Render every entry exactly as it appears.

• _Records shown_:
____________

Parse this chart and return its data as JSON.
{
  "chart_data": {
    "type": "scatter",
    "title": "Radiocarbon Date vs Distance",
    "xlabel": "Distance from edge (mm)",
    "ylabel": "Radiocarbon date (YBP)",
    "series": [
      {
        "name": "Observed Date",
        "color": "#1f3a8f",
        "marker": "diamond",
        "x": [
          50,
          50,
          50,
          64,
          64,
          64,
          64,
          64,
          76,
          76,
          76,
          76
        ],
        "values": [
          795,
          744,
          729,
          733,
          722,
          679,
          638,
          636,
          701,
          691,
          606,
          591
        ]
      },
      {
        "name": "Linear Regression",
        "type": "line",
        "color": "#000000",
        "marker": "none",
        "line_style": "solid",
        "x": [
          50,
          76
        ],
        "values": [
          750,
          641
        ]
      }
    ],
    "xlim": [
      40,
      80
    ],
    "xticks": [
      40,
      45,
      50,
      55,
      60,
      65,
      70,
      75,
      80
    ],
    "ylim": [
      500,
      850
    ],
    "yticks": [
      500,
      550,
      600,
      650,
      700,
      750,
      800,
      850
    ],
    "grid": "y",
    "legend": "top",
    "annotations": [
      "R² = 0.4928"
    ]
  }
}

____________

• _Full solution_:
Parse this chart and return its data as JSON.
{
  "chart_data": {
    "type": "scatter",
    "title": "Radiocarbon Date vs Distance",
    "xlabel": "Distance from edge (mm)",
    "ylabel": "Radiocarbon date (YBP)",
    "series": [
      {
        "name": "Observed Date",
        "color": "#1f3a8f",
        "marker": "diamond",
        "x": [
          50,
          50,
          50,
          64,
          64,
          64,
          64,
          64,
          76,
          76,
          76,
          76
        ],
        "values": [
          795,
          744,
          729,
          733,
          722,
          679,
          638,
          636,
          701,
          691,
          606,
          591
        ]
      },
      {
        "name": "Linear Regression",
        "type": "line",
        "color": "#000000",
        "marker": "none",
        "line_style": "solid",
        "x": [
          50,
          76
        ],
        "values": [
          750,
          641
        ]
      }
    ],
    "xlim": [
      40,
      80
    ],
    "xticks": [
      40,
      45,
      50,
      55,
      60,
      65,
      70,
      75,
      80
    ],
    "ylim": [
      500,
      850
    ],
    "yticks": [
      500,
      550,
      600,
      650,
      700,
      750,
      800,
      850
    ],
    "grid": "y",
    "legend": "top",
    "annotations": [
      "R² = 0.4928"
    ]
  }
}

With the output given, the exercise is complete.